_Work to be completed_
Within the records below, find each line that holds the string "JSON", then copy it.

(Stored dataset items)
....

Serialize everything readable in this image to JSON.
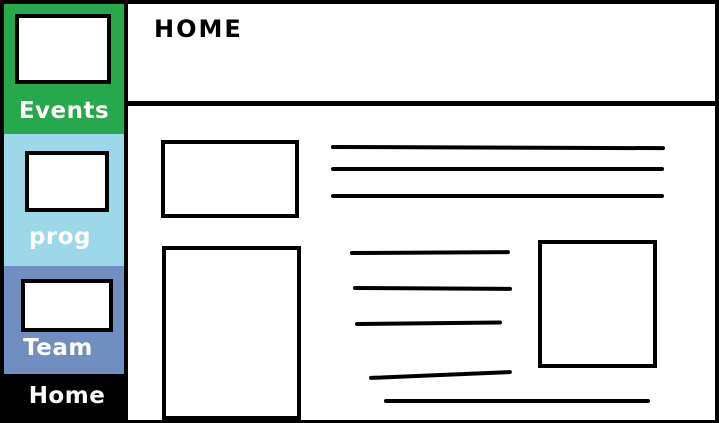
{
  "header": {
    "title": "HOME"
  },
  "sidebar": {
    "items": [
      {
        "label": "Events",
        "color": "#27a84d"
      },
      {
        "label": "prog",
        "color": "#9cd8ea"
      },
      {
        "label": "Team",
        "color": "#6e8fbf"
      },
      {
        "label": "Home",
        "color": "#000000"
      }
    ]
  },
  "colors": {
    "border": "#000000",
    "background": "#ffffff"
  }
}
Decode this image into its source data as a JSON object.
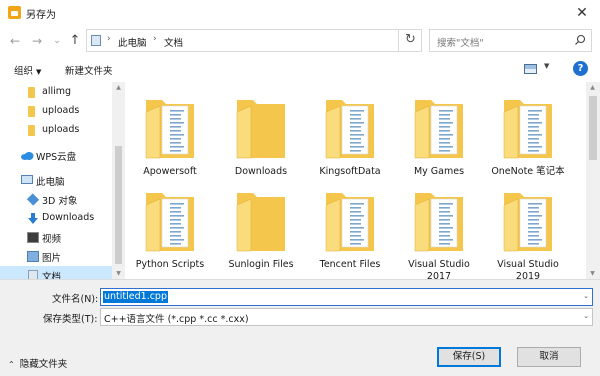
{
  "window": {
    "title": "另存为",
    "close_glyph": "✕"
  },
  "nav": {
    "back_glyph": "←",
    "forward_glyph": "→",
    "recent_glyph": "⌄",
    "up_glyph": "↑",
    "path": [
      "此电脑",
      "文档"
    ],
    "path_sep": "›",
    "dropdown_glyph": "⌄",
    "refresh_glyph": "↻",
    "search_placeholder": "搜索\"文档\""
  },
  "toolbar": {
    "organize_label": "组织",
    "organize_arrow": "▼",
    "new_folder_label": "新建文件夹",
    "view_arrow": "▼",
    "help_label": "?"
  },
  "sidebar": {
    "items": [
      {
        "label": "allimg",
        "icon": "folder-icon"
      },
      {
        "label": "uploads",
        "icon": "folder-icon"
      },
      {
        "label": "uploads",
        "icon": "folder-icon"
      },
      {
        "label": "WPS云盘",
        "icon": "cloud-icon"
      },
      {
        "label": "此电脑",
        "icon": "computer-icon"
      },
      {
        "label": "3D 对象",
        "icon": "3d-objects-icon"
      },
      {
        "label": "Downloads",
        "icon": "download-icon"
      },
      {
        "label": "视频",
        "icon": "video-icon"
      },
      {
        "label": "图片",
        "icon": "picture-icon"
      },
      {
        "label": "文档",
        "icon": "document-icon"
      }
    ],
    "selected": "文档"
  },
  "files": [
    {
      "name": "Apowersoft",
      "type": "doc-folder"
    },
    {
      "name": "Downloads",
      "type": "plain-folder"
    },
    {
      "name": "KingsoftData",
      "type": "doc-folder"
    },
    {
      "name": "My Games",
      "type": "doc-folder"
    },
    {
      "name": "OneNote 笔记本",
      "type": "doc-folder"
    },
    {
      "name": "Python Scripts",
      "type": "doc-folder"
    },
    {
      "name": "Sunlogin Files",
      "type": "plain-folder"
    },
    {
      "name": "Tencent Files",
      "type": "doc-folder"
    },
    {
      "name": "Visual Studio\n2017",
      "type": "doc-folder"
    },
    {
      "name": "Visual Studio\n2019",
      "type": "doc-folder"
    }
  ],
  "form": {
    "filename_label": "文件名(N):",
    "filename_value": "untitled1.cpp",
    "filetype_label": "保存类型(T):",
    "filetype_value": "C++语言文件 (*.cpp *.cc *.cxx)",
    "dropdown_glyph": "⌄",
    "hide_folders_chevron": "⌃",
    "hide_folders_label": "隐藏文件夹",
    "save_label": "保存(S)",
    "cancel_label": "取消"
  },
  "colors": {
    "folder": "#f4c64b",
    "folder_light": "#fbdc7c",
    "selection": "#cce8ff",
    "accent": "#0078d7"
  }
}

....

_Result_
Serialize everything readable in this image to JSON.
Decode this image into its source data as a JSON object.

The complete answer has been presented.